--- Material provided ---

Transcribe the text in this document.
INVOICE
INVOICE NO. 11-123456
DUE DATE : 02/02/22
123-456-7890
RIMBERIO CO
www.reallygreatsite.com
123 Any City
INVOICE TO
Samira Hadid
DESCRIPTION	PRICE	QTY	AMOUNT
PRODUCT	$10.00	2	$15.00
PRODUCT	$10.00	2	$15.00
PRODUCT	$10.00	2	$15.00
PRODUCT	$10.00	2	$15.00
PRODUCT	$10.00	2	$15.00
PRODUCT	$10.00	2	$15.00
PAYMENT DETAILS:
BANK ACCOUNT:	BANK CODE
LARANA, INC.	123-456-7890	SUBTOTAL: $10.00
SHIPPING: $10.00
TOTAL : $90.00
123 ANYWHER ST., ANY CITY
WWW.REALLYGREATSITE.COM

---

Go through the listing above and pull out each line containing the word "INVOICE".

INVOICE
INVOICE NO. 11-123456
INVOICE TO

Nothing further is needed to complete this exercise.